## Stored data:
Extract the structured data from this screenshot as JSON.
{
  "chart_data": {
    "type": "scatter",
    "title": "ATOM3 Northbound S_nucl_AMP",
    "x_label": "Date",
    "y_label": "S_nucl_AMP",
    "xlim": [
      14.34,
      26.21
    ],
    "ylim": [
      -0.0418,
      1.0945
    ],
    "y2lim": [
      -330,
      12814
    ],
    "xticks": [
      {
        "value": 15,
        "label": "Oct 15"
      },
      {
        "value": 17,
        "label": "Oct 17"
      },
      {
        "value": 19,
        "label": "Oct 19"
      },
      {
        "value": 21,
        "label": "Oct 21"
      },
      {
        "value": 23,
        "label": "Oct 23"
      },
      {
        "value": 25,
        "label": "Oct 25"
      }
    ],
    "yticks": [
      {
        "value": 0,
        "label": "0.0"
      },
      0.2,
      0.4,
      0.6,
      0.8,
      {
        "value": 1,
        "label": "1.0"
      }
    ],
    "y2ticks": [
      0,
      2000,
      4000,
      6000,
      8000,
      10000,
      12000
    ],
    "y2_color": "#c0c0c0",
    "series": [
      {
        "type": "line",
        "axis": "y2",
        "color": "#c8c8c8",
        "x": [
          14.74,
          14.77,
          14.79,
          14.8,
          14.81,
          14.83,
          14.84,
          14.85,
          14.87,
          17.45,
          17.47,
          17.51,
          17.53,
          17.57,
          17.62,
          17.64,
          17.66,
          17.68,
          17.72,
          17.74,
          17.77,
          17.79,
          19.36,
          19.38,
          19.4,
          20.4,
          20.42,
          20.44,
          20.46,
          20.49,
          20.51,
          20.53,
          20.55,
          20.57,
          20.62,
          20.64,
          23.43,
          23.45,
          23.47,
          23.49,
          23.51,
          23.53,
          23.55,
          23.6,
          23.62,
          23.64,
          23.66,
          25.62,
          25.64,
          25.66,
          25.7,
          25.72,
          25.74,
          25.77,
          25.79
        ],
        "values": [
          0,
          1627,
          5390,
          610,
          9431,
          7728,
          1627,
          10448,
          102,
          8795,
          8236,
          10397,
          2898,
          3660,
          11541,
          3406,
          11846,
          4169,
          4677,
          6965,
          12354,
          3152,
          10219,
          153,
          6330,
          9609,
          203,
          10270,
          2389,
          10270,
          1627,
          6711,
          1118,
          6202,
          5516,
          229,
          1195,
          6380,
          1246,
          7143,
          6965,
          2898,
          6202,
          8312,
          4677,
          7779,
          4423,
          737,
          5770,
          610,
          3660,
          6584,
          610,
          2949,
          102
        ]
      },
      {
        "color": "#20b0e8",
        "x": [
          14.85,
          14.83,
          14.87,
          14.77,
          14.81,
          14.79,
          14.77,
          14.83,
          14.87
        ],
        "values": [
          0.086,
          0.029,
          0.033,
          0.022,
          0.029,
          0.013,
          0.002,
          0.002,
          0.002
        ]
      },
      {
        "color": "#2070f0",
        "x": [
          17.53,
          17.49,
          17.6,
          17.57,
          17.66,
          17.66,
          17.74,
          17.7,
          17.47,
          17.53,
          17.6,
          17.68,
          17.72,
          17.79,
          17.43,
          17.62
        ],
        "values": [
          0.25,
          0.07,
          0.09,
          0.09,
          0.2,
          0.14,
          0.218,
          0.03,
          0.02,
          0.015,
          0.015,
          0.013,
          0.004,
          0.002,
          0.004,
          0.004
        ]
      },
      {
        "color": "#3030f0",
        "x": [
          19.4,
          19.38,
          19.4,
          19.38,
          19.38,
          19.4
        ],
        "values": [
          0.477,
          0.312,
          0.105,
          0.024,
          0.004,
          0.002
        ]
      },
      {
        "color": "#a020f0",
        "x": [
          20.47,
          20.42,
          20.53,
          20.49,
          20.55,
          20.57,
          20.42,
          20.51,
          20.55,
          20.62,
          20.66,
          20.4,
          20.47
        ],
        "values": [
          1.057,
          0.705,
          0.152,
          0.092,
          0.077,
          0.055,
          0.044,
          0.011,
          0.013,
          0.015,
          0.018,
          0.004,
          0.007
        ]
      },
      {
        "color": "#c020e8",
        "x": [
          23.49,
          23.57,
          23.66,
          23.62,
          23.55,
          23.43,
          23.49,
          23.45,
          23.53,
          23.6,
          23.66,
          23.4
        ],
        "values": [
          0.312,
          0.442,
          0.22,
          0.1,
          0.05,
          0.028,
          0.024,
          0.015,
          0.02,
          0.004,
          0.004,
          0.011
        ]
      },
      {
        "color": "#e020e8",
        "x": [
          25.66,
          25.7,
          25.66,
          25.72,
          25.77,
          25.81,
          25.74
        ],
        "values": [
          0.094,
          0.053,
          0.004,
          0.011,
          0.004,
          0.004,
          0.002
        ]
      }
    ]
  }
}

## Work to be completed:
Your task is to give the records above again, exactly.

## Final answer:
Extract the structured data from this screenshot as JSON.
{
  "chart_data": {
    "type": "scatter",
    "title": "ATOM3 Northbound S_nucl_AMP",
    "x_label": "Date",
    "y_label": "S_nucl_AMP",
    "xlim": [
      14.34,
      26.21
    ],
    "ylim": [
      -0.0418,
      1.0945
    ],
    "y2lim": [
      -330,
      12814
    ],
    "xticks": [
      {
        "value": 15,
        "label": "Oct 15"
      },
      {
        "value": 17,
        "label": "Oct 17"
      },
      {
        "value": 19,
        "label": "Oct 19"
      },
      {
        "value": 21,
        "label": "Oct 21"
      },
      {
        "value": 23,
        "label": "Oct 23"
      },
      {
        "value": 25,
        "label": "Oct 25"
      }
    ],
    "yticks": [
      {
        "value": 0,
        "label": "0.0"
      },
      0.2,
      0.4,
      0.6,
      0.8,
      {
        "value": 1,
        "label": "1.0"
      }
    ],
    "y2ticks": [
      0,
      2000,
      4000,
      6000,
      8000,
      10000,
      12000
    ],
    "y2_color": "#c0c0c0",
    "series": [
      {
        "type": "line",
        "axis": "y2",
        "color": "#c8c8c8",
        "x": [
          14.74,
          14.77,
          14.79,
          14.8,
          14.81,
          14.83,
          14.84,
          14.85,
          14.87,
          17.45,
          17.47,
          17.51,
          17.53,
          17.57,
          17.62,
          17.64,
          17.66,
          17.68,
          17.72,
          17.74,
          17.77,
          17.79,
          19.36,
          19.38,
          19.4,
          20.4,
          20.42,
          20.44,
          20.46,
          20.49,
          20.51,
          20.53,
          20.55,
          20.57,
          20.62,
          20.64,
          23.43,
          23.45,
          23.47,
          23.49,
          23.51,
          23.53,
          23.55,
          23.6,
          23.62,
          23.64,
          23.66,
          25.62,
          25.64,
          25.66,
          25.7,
          25.72,
          25.74,
          25.77,
          25.79
        ],
        "values": [
          0,
          1627,
          5390,
          610,
          9431,
          7728,
          1627,
          10448,
          102,
          8795,
          8236,
          10397,
          2898,
          3660,
          11541,
          3406,
          11846,
          4169,
          4677,
          6965,
          12354,
          3152,
          10219,
          153,
          6330,
          9609,
          203,
          10270,
          2389,
          10270,
          1627,
          6711,
          1118,
          6202,
          5516,
          229,
          1195,
          6380,
          1246,
          7143,
          6965,
          2898,
          6202,
          8312,
          4677,
          7779,
          4423,
          737,
          5770,
          610,
          3660,
          6584,
          610,
          2949,
          102
        ]
      },
      {
        "color": "#20b0e8",
        "x": [
          14.85,
          14.83,
          14.87,
          14.77,
          14.81,
          14.79,
          14.77,
          14.83,
          14.87
        ],
        "values": [
          0.086,
          0.029,
          0.033,
          0.022,
          0.029,
          0.013,
          0.002,
          0.002,
          0.002
        ]
      },
      {
        "color": "#2070f0",
        "x": [
          17.53,
          17.49,
          17.6,
          17.57,
          17.66,
          17.66,
          17.74,
          17.7,
          17.47,
          17.53,
          17.6,
          17.68,
          17.72,
          17.79,
          17.43,
          17.62
        ],
        "values": [
          0.25,
          0.07,
          0.09,
          0.09,
          0.2,
          0.14,
          0.218,
          0.03,
          0.02,
          0.015,
          0.015,
          0.013,
          0.004,
          0.002,
          0.004,
          0.004
        ]
      },
      {
        "color": "#3030f0",
        "x": [
          19.4,
          19.38,
          19.4,
          19.38,
          19.38,
          19.4
        ],
        "values": [
          0.477,
          0.312,
          0.105,
          0.024,
          0.004,
          0.002
        ]
      },
      {
        "color": "#a020f0",
        "x": [
          20.47,
          20.42,
          20.53,
          20.49,
          20.55,
          20.57,
          20.42,
          20.51,
          20.55,
          20.62,
          20.66,
          20.4,
          20.47
        ],
        "values": [
          1.057,
          0.705,
          0.152,
          0.092,
          0.077,
          0.055,
          0.044,
          0.011,
          0.013,
          0.015,
          0.018,
          0.004,
          0.007
        ]
      },
      {
        "color": "#c020e8",
        "x": [
          23.49,
          23.57,
          23.66,
          23.62,
          23.55,
          23.43,
          23.49,
          23.45,
          23.53,
          23.6,
          23.66,
          23.4
        ],
        "values": [
          0.312,
          0.442,
          0.22,
          0.1,
          0.05,
          0.028,
          0.024,
          0.015,
          0.02,
          0.004,
          0.004,
          0.011
        ]
      },
      {
        "color": "#e020e8",
        "x": [
          25.66,
          25.7,
          25.66,
          25.72,
          25.77,
          25.81,
          25.74
        ],
        "values": [
          0.094,
          0.053,
          0.004,
          0.011,
          0.004,
          0.004,
          0.002
        ]
      }
    ]
  }
}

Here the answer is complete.